-- Goal of the exercise --
Here are some records; copy every line that holds the word "Norge".

-- Records to use --

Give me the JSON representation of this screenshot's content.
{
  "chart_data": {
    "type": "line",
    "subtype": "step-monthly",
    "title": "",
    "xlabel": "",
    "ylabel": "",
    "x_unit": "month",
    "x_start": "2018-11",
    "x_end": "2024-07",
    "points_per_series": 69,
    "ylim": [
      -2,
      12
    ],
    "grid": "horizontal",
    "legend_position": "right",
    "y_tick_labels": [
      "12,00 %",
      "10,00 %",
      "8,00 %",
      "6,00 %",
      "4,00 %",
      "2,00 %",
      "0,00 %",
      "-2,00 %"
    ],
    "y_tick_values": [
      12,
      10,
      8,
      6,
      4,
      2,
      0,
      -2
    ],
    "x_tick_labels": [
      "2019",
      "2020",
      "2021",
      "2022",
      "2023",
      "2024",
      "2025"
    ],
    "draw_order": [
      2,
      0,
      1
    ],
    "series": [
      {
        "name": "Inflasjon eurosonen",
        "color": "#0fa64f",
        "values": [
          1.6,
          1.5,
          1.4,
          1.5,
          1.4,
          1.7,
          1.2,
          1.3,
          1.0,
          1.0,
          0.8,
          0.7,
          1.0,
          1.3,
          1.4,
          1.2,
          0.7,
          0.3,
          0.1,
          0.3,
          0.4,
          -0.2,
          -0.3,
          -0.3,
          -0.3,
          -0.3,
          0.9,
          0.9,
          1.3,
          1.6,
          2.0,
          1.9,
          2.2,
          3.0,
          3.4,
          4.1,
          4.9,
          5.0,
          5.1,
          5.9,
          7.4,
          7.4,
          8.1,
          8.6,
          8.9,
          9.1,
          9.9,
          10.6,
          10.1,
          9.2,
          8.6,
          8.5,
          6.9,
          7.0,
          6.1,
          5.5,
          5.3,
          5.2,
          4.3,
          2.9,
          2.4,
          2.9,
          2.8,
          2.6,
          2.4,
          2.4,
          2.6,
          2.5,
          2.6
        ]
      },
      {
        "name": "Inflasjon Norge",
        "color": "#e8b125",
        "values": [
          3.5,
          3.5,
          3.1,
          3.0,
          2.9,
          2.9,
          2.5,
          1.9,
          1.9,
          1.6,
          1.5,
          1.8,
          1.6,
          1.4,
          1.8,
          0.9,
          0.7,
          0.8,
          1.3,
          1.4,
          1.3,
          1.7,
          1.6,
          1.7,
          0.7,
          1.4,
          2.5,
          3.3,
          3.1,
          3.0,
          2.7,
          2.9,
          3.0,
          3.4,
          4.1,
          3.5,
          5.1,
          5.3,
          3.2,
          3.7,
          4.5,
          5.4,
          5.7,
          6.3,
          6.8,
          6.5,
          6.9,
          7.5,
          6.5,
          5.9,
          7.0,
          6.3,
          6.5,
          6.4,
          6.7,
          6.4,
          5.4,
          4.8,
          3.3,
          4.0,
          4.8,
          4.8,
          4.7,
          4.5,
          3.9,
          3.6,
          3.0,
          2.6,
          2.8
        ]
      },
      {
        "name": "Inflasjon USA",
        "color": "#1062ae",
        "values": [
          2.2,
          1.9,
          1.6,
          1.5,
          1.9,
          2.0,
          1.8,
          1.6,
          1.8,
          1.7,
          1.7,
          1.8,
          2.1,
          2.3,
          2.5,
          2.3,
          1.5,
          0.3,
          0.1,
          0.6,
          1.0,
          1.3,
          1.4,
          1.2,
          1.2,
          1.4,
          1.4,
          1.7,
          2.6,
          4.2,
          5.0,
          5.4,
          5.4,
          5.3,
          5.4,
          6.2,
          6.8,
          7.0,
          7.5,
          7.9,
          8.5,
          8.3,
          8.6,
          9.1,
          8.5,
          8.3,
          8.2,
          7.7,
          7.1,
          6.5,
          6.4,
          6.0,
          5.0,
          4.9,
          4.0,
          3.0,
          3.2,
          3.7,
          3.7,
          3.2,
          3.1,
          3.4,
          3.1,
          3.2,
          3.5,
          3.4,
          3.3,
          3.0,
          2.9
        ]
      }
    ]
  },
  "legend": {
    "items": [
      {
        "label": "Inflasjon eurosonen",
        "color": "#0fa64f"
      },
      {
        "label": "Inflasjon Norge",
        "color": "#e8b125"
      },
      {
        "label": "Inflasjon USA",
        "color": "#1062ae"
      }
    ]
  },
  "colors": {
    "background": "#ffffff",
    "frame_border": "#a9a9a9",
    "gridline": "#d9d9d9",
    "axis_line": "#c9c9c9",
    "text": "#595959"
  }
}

-- Output for this task --
        "name": "Inflasjon Norge",
        "label": "Inflasjon Norge",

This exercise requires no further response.